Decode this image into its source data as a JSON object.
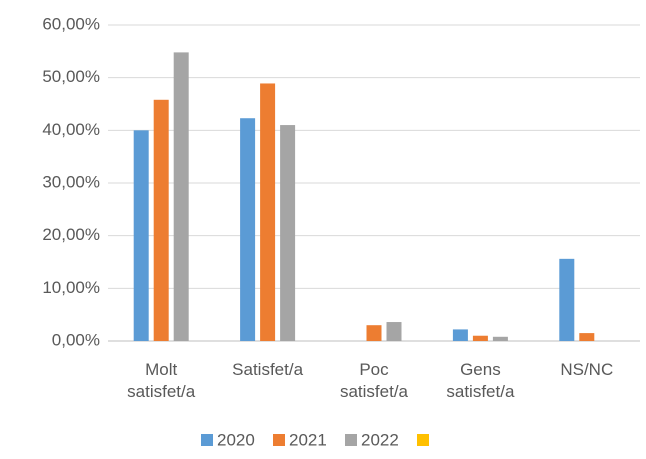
{
  "chart_data": {
    "type": "bar",
    "categories": [
      "Molt satisfet/a",
      "Satisfet/a",
      "Poc satisfet/a",
      "Gens satisfet/a",
      "NS/NC"
    ],
    "series": [
      {
        "name": "2020",
        "color": "#5b9bd5",
        "values": [
          40.0,
          42.3,
          0,
          2.2,
          15.6
        ]
      },
      {
        "name": "2021",
        "color": "#ed7d31",
        "values": [
          45.8,
          48.9,
          3.0,
          1.0,
          1.5
        ]
      },
      {
        "name": "2022",
        "color": "#a5a5a5",
        "values": [
          54.8,
          41.0,
          3.6,
          0.8,
          0
        ]
      },
      {
        "color": "#ffc000",
        "values": [
          null,
          null,
          null,
          null,
          null
        ]
      }
    ],
    "ylim": [
      0,
      60
    ],
    "yticks": [
      {
        "value": 0,
        "label": "0,00%"
      },
      {
        "value": 10,
        "label": "10,00%"
      },
      {
        "value": 20,
        "label": "20,00%"
      },
      {
        "value": 30,
        "label": "30,00%"
      },
      {
        "value": 40,
        "label": "40,00%"
      },
      {
        "value": 50,
        "label": "50,00%"
      },
      {
        "value": 60,
        "label": "60,00%"
      }
    ],
    "grid": true,
    "legend": "bottom"
  }
}
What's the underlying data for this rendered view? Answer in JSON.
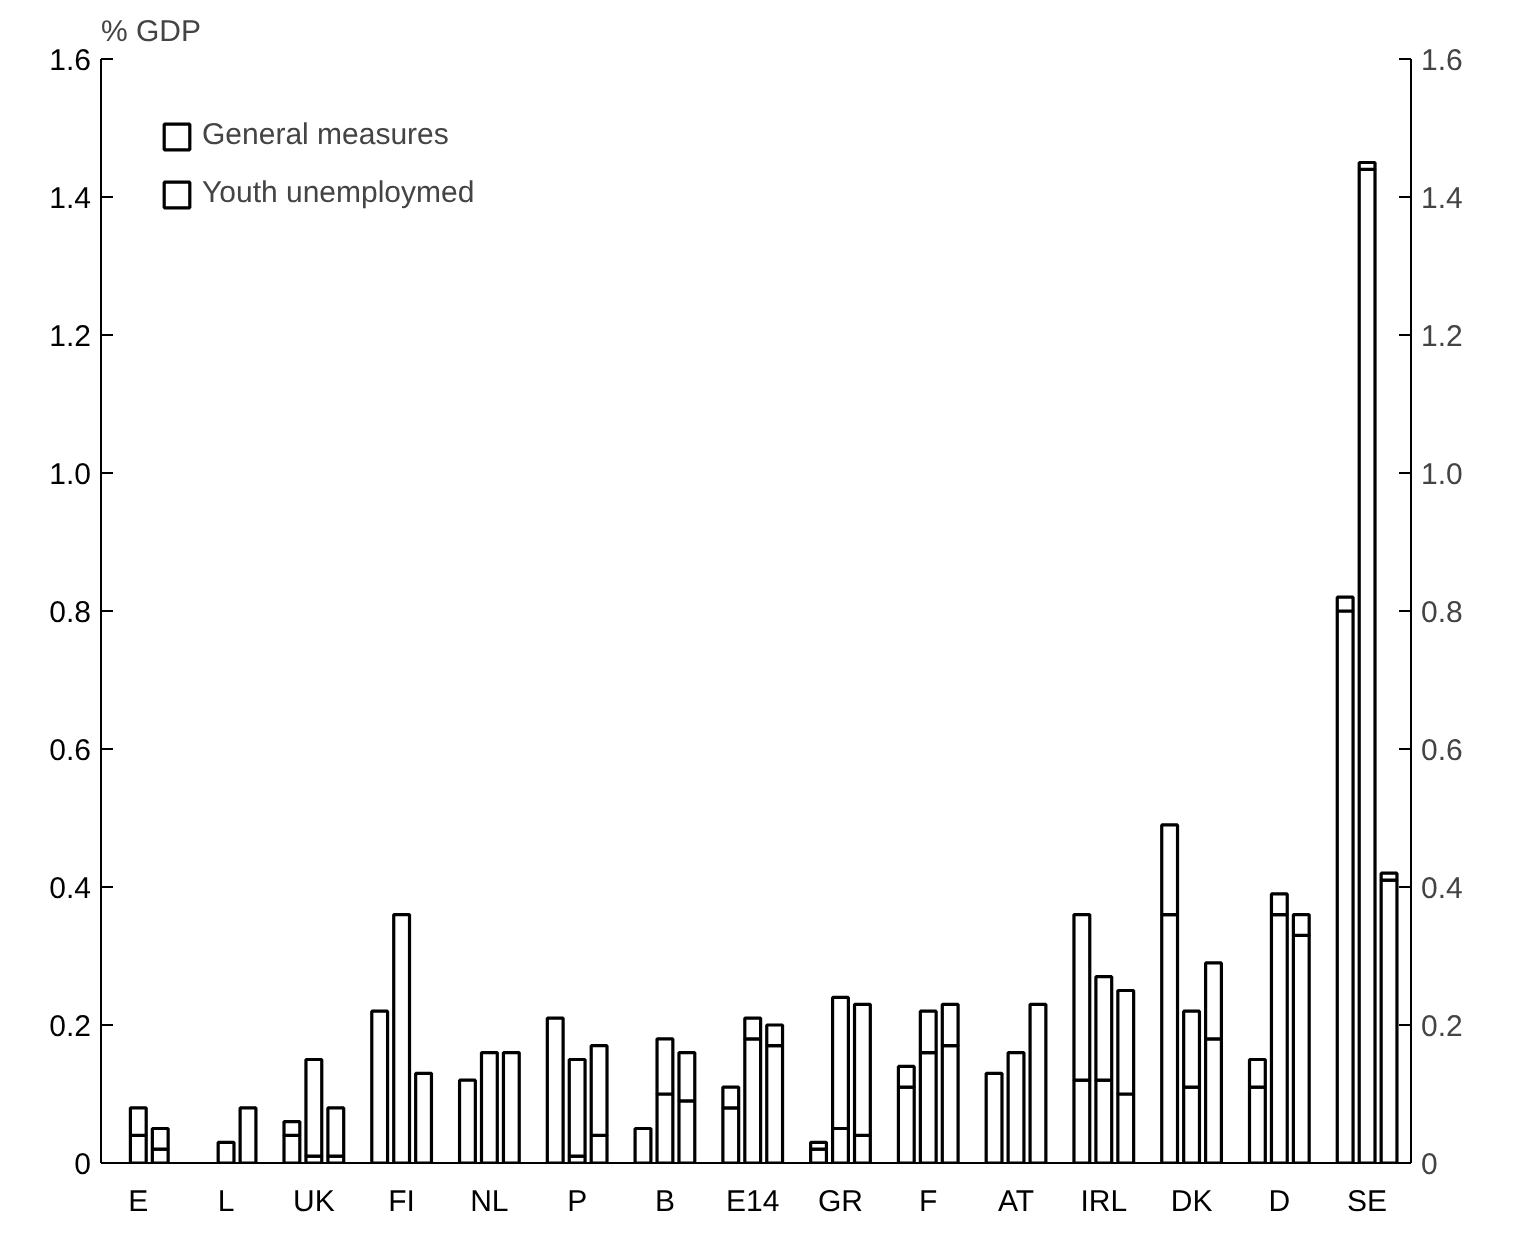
{
  "chart_data": {
    "type": "bar",
    "stacked": true,
    "ylabel": "% GDP",
    "categories": [
      null,
      "E",
      null,
      null,
      null,
      "L",
      null,
      null,
      null,
      "UK",
      null,
      null,
      null,
      "FI",
      null,
      null,
      null,
      "NL",
      null,
      null,
      null,
      "P",
      null,
      null,
      null,
      "B",
      null,
      null,
      null,
      "E14",
      null,
      null,
      null,
      "GR",
      null,
      null,
      null,
      "F",
      null,
      null,
      null,
      "AT",
      null,
      null,
      null,
      "IRL",
      null,
      null,
      null,
      "DK",
      null,
      null,
      null,
      "D",
      null,
      null,
      null,
      "SE",
      null,
      null
    ],
    "series": [
      {
        "name": "Youth unemploymed",
        "color": "#ffffff",
        "values": [
          null,
          0.04,
          0.02,
          null,
          null,
          null,
          null,
          null,
          0.04,
          0.01,
          0.01,
          null,
          null,
          null,
          null,
          null,
          null,
          null,
          null,
          null,
          null,
          0.01,
          0.04,
          null,
          null,
          0.1,
          0.09,
          null,
          0.08,
          0.18,
          0.17,
          null,
          0.02,
          0.05,
          0.04,
          null,
          0.11,
          0.16,
          0.17,
          null,
          null,
          null,
          null,
          null,
          0.12,
          0.12,
          0.1,
          null,
          0.36,
          0.11,
          0.18,
          null,
          0.11,
          0.36,
          0.33,
          null,
          0.8,
          1.44,
          0.41,
          null
        ]
      },
      {
        "name": "General measures",
        "color": "#ffffff",
        "values": [
          null,
          0.04,
          0.03,
          null,
          null,
          0.03,
          0.08,
          null,
          0.02,
          0.14,
          0.07,
          null,
          0.22,
          0.36,
          0.13,
          null,
          0.12,
          0.16,
          0.16,
          null,
          0.21,
          0.14,
          0.13,
          null,
          0.05,
          0.08,
          0.07,
          null,
          0.03,
          0.03,
          0.03,
          null,
          0.01,
          0.19,
          0.19,
          null,
          0.03,
          0.06,
          0.06,
          null,
          0.13,
          0.16,
          0.23,
          null,
          0.24,
          0.15,
          0.15,
          null,
          0.13,
          0.11,
          0.11,
          null,
          0.04,
          0.03,
          0.03,
          null,
          0.02,
          0.01,
          0.01,
          null
        ]
      }
    ],
    "ylim": [
      0,
      1.6
    ],
    "yticks": [
      0,
      0.2,
      0.4,
      0.6,
      0.8,
      {
        "value": 1,
        "label": "1.0"
      },
      1.2,
      1.4,
      1.6
    ],
    "y2lim": [
      0,
      1.6
    ],
    "y2ticks": [
      0,
      0.2,
      0.4,
      0.6,
      0.8,
      {
        "value": 1,
        "label": "1.0"
      },
      1.2,
      1.4,
      1.6
    ],
    "grid": false,
    "legend": "top left"
  }
}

■ EXERCISE PROMPT: Your copy of the data above should match it exactly, except that pictures are left out.

■ EXERCISE ANSWER:
Decode this image into its source data as a JSON object.
{
  "chart_data": {
    "type": "bar",
    "categories": [
      "Molt satisfet/a",
      "Satisfet/a",
      "Poc satisfet/a",
      "Gens satisfet/a",
      "NS/NC"
    ],
    "series": [
      {
        "name": "2020",
        "color": "#5b9bd5",
        "values": [
          40.0,
          42.3,
          0,
          2.2,
          15.6
        ]
      },
      {
        "name": "2021",
        "color": "#ed7d31",
        "values": [
          45.8,
          48.9,
          3.0,
          1.0,
          1.5
        ]
      },
      {
        "name": "2022",
        "color": "#a5a5a5",
        "values": [
          54.8,
          41.0,
          3.6,
          0.8,
          0
        ]
      },
      {
        "color": "#ffc000",
        "values": [
          null,
          null,
          null,
          null,
          null
        ]
      }
    ],
    "ylim": [
      0,
      60
    ],
    "yticks": [
      {
        "value": 0,
        "label": "0,00%"
      },
      {
        "value": 10,
        "label": "10,00%"
      },
      {
        "value": 20,
        "label": "20,00%"
      },
      {
        "value": 30,
        "label": "30,00%"
      },
      {
        "value": 40,
        "label": "40,00%"
      },
      {
        "value": 50,
        "label": "50,00%"
      },
      {
        "value": 60,
        "label": "60,00%"
      }
    ],
    "grid": true,
    "legend": "bottom"
  }
}
What's the underlying data for this rendered view? Answer in JSON.
{
  "chart_data": {
    "type": "bar",
    "stacked": true,
    "ylabel": "% GDP",
    "categories": [
      null,
      "E",
      null,
      null,
      null,
      "L",
      null,
      null,
      null,
      "UK",
      null,
      null,
      null,
      "FI",
      null,
      null,
      null,
      "NL",
      null,
      null,
      null,
      "P",
      null,
      null,
      null,
      "B",
      null,
      null,
      null,
      "E14",
      null,
      null,
      null,
      "GR",
      null,
      null,
      null,
      "F",
      null,
      null,
      null,
      "AT",
      null,
      null,
      null,
      "IRL",
      null,
      null,
      null,
      "DK",
      null,
      null,
      null,
      "D",
      null,
      null,
      null,
      "SE",
      null,
      null
    ],
    "series": [
      {
        "name": "Youth unemploymed",
        "color": "#ffffff",
        "values": [
          null,
          0.04,
          0.02,
          null,
          null,
          null,
          null,
          null,
          0.04,
          0.01,
          0.01,
          null,
          null,
          null,
          null,
          null,
          null,
          null,
          null,
          null,
          null,
          0.01,
          0.04,
          null,
          null,
          0.1,
          0.09,
          null,
          0.08,
          0.18,
          0.17,
          null,
          0.02,
          0.05,
          0.04,
          null,
          0.11,
          0.16,
          0.17,
          null,
          null,
          null,
          null,
          null,
          0.12,
          0.12,
          0.1,
          null,
          0.36,
          0.11,
          0.18,
          null,
          0.11,
          0.36,
          0.33,
          null,
          0.8,
          1.44,
          0.41,
          null
        ]
      },
      {
        "name": "General measures",
        "color": "#ffffff",
        "values": [
          null,
          0.04,
          0.03,
          null,
          null,
          0.03,
          0.08,
          null,
          0.02,
          0.14,
          0.07,
          null,
          0.22,
          0.36,
          0.13,
          null,
          0.12,
          0.16,
          0.16,
          null,
          0.21,
          0.14,
          0.13,
          null,
          0.05,
          0.08,
          0.07,
          null,
          0.03,
          0.03,
          0.03,
          null,
          0.01,
          0.19,
          0.19,
          null,
          0.03,
          0.06,
          0.06,
          null,
          0.13,
          0.16,
          0.23,
          null,
          0.24,
          0.15,
          0.15,
          null,
          0.13,
          0.11,
          0.11,
          null,
          0.04,
          0.03,
          0.03,
          null,
          0.02,
          0.01,
          0.01,
          null
        ]
      }
    ],
    "ylim": [
      0,
      1.6
    ],
    "yticks": [
      0,
      0.2,
      0.4,
      0.6,
      0.8,
      {
        "value": 1,
        "label": "1.0"
      },
      1.2,
      1.4,
      1.6
    ],
    "y2lim": [
      0,
      1.6
    ],
    "y2ticks": [
      0,
      0.2,
      0.4,
      0.6,
      0.8,
      {
        "value": 1,
        "label": "1.0"
      },
      1.2,
      1.4,
      1.6
    ],
    "grid": false,
    "legend": "top left"
  }
}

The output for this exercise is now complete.